THE EXERCISE:
Return the records that follow, matching each one exactly.

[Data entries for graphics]
►
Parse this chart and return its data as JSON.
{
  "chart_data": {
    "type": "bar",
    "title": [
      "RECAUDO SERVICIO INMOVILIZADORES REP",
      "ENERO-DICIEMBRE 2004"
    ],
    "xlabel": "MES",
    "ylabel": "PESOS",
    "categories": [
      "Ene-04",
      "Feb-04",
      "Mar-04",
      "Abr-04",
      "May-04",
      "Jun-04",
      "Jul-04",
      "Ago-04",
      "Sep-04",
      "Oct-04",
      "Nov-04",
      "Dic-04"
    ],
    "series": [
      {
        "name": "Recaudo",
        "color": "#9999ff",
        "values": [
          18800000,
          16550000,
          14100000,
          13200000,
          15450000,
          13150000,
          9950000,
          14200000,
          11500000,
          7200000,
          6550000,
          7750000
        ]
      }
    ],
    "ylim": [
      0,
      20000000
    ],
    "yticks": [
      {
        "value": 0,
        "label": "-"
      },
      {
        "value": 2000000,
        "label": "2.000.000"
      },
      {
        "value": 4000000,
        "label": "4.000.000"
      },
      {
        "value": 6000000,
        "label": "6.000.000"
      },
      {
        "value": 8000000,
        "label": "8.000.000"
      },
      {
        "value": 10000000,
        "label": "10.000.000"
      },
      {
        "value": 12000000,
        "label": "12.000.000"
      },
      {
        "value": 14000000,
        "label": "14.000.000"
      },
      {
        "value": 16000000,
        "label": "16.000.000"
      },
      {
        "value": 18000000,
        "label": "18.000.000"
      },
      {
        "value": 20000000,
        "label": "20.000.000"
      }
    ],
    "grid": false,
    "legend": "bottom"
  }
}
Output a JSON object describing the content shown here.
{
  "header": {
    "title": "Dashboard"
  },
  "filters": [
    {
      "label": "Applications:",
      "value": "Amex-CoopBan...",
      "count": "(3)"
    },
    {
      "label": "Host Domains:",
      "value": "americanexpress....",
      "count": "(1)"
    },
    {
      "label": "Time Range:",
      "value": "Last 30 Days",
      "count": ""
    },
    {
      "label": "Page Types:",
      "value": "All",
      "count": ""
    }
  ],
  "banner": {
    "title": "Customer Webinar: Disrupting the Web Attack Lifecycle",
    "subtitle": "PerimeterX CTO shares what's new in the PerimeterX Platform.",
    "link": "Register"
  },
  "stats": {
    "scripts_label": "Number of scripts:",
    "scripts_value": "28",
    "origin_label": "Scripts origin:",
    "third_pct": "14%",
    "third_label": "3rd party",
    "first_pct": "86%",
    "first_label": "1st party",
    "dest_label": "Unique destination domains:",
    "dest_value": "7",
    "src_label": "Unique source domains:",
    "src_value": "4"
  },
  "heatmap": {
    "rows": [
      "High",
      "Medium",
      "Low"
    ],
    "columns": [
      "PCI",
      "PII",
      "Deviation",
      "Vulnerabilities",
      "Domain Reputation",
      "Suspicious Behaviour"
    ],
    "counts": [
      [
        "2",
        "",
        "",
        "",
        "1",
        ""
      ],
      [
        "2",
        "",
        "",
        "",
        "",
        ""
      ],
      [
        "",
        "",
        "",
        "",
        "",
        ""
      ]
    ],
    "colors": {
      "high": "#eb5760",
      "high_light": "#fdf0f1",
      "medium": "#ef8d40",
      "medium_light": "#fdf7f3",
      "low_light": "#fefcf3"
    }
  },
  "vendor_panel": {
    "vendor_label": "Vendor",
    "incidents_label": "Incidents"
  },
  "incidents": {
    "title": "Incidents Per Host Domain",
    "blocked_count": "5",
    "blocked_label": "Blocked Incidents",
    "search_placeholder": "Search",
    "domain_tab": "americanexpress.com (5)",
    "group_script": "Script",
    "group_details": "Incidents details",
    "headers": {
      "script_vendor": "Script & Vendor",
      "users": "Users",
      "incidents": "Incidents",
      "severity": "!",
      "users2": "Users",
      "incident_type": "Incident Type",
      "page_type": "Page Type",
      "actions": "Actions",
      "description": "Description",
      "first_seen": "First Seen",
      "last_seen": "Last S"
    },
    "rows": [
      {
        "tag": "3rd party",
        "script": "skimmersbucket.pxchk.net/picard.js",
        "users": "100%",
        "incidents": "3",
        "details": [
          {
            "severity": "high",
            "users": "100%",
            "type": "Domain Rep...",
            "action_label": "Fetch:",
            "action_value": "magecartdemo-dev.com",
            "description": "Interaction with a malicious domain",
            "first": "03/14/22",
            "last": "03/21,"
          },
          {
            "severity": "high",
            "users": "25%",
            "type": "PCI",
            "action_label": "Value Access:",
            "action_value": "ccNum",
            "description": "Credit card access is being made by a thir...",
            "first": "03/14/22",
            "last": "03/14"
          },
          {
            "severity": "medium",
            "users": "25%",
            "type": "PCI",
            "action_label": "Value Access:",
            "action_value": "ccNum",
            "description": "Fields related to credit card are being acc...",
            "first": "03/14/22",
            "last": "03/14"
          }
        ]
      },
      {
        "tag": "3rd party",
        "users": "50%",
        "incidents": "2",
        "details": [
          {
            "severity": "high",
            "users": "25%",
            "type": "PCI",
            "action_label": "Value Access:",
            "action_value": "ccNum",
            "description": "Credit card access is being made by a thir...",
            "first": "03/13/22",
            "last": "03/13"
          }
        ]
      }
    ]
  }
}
◄
RESPONSE FOR THIS EXERCISE:
Parse this chart and return its data as JSON.
{
  "chart_data": {
    "type": "bar",
    "title": [
      "RECAUDO SERVICIO INMOVILIZADORES REP",
      "ENERO-DICIEMBRE 2004"
    ],
    "xlabel": "MES",
    "ylabel": "PESOS",
    "categories": [
      "Ene-04",
      "Feb-04",
      "Mar-04",
      "Abr-04",
      "May-04",
      "Jun-04",
      "Jul-04",
      "Ago-04",
      "Sep-04",
      "Oct-04",
      "Nov-04",
      "Dic-04"
    ],
    "series": [
      {
        "name": "Recaudo",
        "color": "#9999ff",
        "values": [
          18800000,
          16550000,
          14100000,
          13200000,
          15450000,
          13150000,
          9950000,
          14200000,
          11500000,
          7200000,
          6550000,
          7750000
        ]
      }
    ],
    "ylim": [
      0,
      20000000
    ],
    "yticks": [
      {
        "value": 0,
        "label": "-"
      },
      {
        "value": 2000000,
        "label": "2.000.000"
      },
      {
        "value": 4000000,
        "label": "4.000.000"
      },
      {
        "value": 6000000,
        "label": "6.000.000"
      },
      {
        "value": 8000000,
        "label": "8.000.000"
      },
      {
        "value": 10000000,
        "label": "10.000.000"
      },
      {
        "value": 12000000,
        "label": "12.000.000"
      },
      {
        "value": 14000000,
        "label": "14.000.000"
      },
      {
        "value": 16000000,
        "label": "16.000.000"
      },
      {
        "value": 18000000,
        "label": "18.000.000"
      },
      {
        "value": 20000000,
        "label": "20.000.000"
      }
    ],
    "grid": false,
    "legend": "bottom"
  }
}
Output a JSON object describing the content shown here.
{
  "header": {
    "title": "Dashboard"
  },
  "filters": [
    {
      "label": "Applications:",
      "value": "Amex-CoopBan...",
      "count": "(3)"
    },
    {
      "label": "Host Domains:",
      "value": "americanexpress....",
      "count": "(1)"
    },
    {
      "label": "Time Range:",
      "value": "Last 30 Days",
      "count": ""
    },
    {
      "label": "Page Types:",
      "value": "All",
      "count": ""
    }
  ],
  "banner": {
    "title": "Customer Webinar: Disrupting the Web Attack Lifecycle",
    "subtitle": "PerimeterX CTO shares what's new in the PerimeterX Platform.",
    "link": "Register"
  },
  "stats": {
    "scripts_label": "Number of scripts:",
    "scripts_value": "28",
    "origin_label": "Scripts origin:",
    "third_pct": "14%",
    "third_label": "3rd party",
    "first_pct": "86%",
    "first_label": "1st party",
    "dest_label": "Unique destination domains:",
    "dest_value": "7",
    "src_label": "Unique source domains:",
    "src_value": "4"
  },
  "heatmap": {
    "rows": [
      "High",
      "Medium",
      "Low"
    ],
    "columns": [
      "PCI",
      "PII",
      "Deviation",
      "Vulnerabilities",
      "Domain Reputation",
      "Suspicious Behaviour"
    ],
    "counts": [
      [
        "2",
        "",
        "",
        "",
        "1",
        ""
      ],
      [
        "2",
        "",
        "",
        "",
        "",
        ""
      ],
      [
        "",
        "",
        "",
        "",
        "",
        ""
      ]
    ],
    "colors": {
      "high": "#eb5760",
      "high_light": "#fdf0f1",
      "medium": "#ef8d40",
      "medium_light": "#fdf7f3",
      "low_light": "#fefcf3"
    }
  },
  "vendor_panel": {
    "vendor_label": "Vendor",
    "incidents_label": "Incidents"
  },
  "incidents": {
    "title": "Incidents Per Host Domain",
    "blocked_count": "5",
    "blocked_label": "Blocked Incidents",
    "search_placeholder": "Search",
    "domain_tab": "americanexpress.com (5)",
    "group_script": "Script",
    "group_details": "Incidents details",
    "headers": {
      "script_vendor": "Script & Vendor",
      "users": "Users",
      "incidents": "Incidents",
      "severity": "!",
      "users2": "Users",
      "incident_type": "Incident Type",
      "page_type": "Page Type",
      "actions": "Actions",
      "description": "Description",
      "first_seen": "First Seen",
      "last_seen": "Last S"
    },
    "rows": [
      {
        "tag": "3rd party",
        "script": "skimmersbucket.pxchk.net/picard.js",
        "users": "100%",
        "incidents": "3",
        "details": [
          {
            "severity": "high",
            "users": "100%",
            "type": "Domain Rep...",
            "action_label": "Fetch:",
            "action_value": "magecartdemo-dev.com",
            "description": "Interaction with a malicious domain",
            "first": "03/14/22",
            "last": "03/21,"
          },
          {
            "severity": "high",
            "users": "25%",
            "type": "PCI",
            "action_label": "Value Access:",
            "action_value": "ccNum",
            "description": "Credit card access is being made by a thir...",
            "first": "03/14/22",
            "last": "03/14"
          },
          {
            "severity": "medium",
            "users": "25%",
            "type": "PCI",
            "action_label": "Value Access:",
            "action_value": "ccNum",
            "description": "Fields related to credit card are being acc...",
            "first": "03/14/22",
            "last": "03/14"
          }
        ]
      },
      {
        "tag": "3rd party",
        "users": "50%",
        "incidents": "2",
        "details": [
          {
            "severity": "high",
            "users": "25%",
            "type": "PCI",
            "action_label": "Value Access:",
            "action_value": "ccNum",
            "description": "Credit card access is being made by a thir...",
            "first": "03/13/22",
            "last": "03/13"
          }
        ]
      }
    ]
  }
}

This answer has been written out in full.